Provided passage
Associated Organizations


Related Protocols


Underlying Network Environment


History


Important Terms

PDU: complete network message or Protocol Data Unit, specified in ASN.1

ASN.1: Abstract Syntax Notation, high-level data structuring language

Example: a definition of the Present Request PDU

  PresentRequest ::= SEQUENCE {
      referenceId                 [2]   IMPLICIT OCTET STRING OPTIONAL,
      resultSetId                 [31]  IMPLICIT VisibleString,
      resultSetStartPoint         [30]  IMPLICIT INTEGER,
      numberOfRecordsRequested    [30]  IMPLICIT INTEGER,
      elementSetNames                   ElementSetNames OPTIONAL,
      preferredRecordSyntax       [104] IMPLICIT OBJECT IDENTIFIER OPTIONAL
  }
  

BER: Basic Encoding Rules for serializing ASN.1 structures

Example: encoded Present Request PDU Encoded PDU:
\270\020\237\037\007default\236\001\001\235\001\012
What's behind it:
presentRequest = {                       \270\020
    resultSetId = "default"                  \237\037\007default
    resultSetStartPoint = 1                  \236\001\001
    numberOfRecordsRequested = 10            \235\001\012
}
One more view of the same thing (see ISO 8825 for details):
tag=24, Class=2, form=1, count=3
    tag=31, Class=2, form=0, count=7
        data=default
             6666767
             45615C4
    tag=30, Class=2, form=0, count=1
        data=.

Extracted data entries
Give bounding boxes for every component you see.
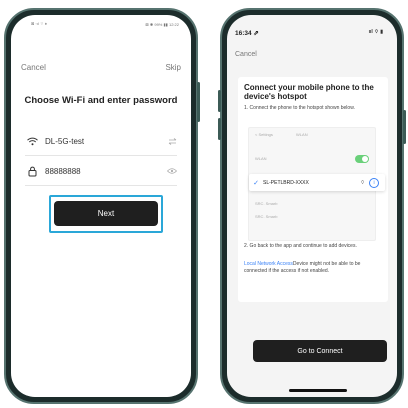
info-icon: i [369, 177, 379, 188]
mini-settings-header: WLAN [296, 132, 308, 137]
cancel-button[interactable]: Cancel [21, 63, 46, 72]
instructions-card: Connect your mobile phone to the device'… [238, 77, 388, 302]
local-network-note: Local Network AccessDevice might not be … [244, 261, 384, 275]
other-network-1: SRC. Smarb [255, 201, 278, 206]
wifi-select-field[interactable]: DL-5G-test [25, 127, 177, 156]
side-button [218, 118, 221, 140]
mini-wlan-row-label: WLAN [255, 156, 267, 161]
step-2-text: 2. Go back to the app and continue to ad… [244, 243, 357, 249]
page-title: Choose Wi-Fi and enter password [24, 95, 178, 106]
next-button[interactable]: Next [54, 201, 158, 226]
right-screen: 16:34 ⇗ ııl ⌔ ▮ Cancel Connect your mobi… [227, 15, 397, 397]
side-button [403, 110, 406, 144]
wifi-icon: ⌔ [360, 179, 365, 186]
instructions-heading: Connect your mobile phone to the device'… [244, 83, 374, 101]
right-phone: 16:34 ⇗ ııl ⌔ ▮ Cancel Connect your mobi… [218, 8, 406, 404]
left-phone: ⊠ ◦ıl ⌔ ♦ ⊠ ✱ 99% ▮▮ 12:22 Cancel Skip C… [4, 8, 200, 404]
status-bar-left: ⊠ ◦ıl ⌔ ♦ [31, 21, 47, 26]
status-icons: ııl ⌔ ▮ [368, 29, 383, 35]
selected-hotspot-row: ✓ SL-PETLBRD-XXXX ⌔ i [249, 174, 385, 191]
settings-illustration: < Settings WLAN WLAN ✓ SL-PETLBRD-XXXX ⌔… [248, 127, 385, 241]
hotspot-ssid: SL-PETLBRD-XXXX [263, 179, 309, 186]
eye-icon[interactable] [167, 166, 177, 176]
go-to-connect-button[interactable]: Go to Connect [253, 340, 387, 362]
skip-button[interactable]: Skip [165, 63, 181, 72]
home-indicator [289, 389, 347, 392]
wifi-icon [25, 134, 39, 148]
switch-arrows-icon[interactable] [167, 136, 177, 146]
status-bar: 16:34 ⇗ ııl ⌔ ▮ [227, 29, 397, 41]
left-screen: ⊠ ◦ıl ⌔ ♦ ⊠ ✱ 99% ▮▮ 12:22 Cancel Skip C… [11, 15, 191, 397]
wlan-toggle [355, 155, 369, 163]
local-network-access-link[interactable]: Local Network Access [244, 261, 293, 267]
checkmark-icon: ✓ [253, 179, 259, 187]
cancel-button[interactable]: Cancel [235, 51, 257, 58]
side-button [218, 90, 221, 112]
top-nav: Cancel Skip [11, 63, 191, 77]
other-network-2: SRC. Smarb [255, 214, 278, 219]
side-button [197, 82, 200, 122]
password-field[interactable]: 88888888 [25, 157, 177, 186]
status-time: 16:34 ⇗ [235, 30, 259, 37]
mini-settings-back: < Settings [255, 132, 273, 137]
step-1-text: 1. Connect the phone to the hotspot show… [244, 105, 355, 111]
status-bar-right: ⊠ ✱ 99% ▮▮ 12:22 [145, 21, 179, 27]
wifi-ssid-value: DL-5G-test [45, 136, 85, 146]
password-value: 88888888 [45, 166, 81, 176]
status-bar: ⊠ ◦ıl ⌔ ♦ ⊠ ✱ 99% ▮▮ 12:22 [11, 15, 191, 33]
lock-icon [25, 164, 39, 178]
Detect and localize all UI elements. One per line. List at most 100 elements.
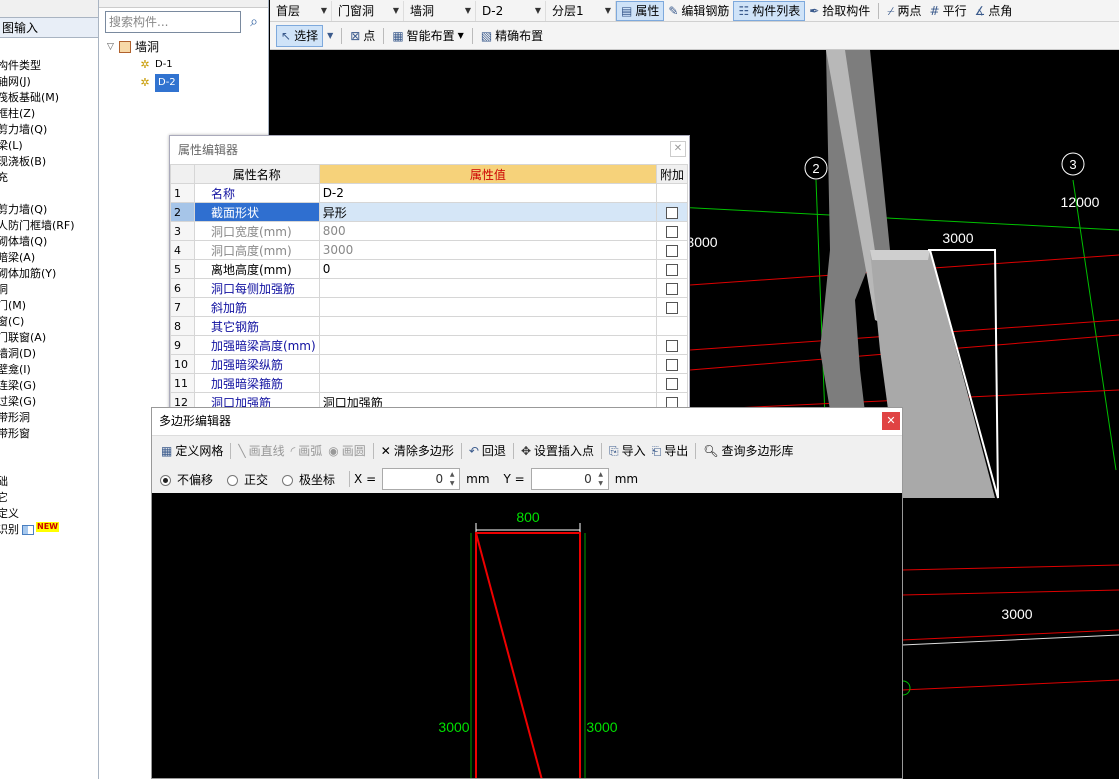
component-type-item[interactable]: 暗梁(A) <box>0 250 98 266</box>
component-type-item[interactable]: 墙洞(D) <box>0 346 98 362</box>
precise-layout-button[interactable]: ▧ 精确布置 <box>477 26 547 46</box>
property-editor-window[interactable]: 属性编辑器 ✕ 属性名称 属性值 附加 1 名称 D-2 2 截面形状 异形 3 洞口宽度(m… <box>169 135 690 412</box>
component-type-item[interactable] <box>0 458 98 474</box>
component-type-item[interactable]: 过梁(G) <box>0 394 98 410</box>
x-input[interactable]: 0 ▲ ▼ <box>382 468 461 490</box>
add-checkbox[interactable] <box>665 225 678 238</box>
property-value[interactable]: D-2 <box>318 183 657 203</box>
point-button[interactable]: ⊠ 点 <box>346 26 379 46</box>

Challenges
(1) Reproduce the rows verbatim, from the line containing "component-type-item[interactable]: 暗梁(A) <box>0" down to the last row, both included.
(2) Carry on the passage about ASN.1 and BER encoding from its last line.

The results
(1)
component-type-item[interactable]: 暗梁(A) <box>0 250 98 266</box>
component-type-item[interactable]: 墙洞(D) <box>0 346 98 362</box>
precise-layout-button[interactable]: ▧ 精确布置 <box>477 26 547 46</box>
property-editor-window[interactable]: 属性编辑器 ✕ 属性名称 属性值 附加 1 名称 D-2 2 截面形状 异形 3 洞口宽度(m… <box>169 135 690 412</box>
component-type-item[interactable] <box>0 458 98 474</box>
component-type-item[interactable]: 过梁(G) <box>0 394 98 410</box>
x-input[interactable]: 0 ▲ ▼ <box>382 468 461 490</box>
add-checkbox[interactable] <box>665 225 678 238</box>
property-value[interactable]: D-2 <box>318 183 657 203</box>
point-button[interactable]: ⊠ 点 <box>346 26 379 46</box>

(2)
             0
             1
    tag=29, Class=2, form=0, count=1
        data=.
             0
             A

Attribute: Type/Value integer pair, such as 1/1003 = Use/Author or 3/1 = Position/First_in_Field

Attribute List: list of Type/Value integer pairs qualifying a search term

Example: an attribute list and its meaning

  1/1003  4/1  5/100  3/2  6/1  2/3

  Type/Value   Meaning
  1/1003       author
  4/1          with words structured as a phrase
  5/100        no truncation
  3/2          compared with the first item in the field
  6/1          not necessarily consuming an entire subfield
  2/3          and compared for equality
  
Attribute Set: published table defining attribute semantics for given search domain

Result Set: records resulting from search, stored on server, fetched on demand

RPNQuery: hierarchical search expression, subexpressions connected by AND, OR, and AND-NOT; also known as the Reverse Polish Notation query for historical reasons

OID: Object IDentifier, global hierarchical name (eg, for attribute sets)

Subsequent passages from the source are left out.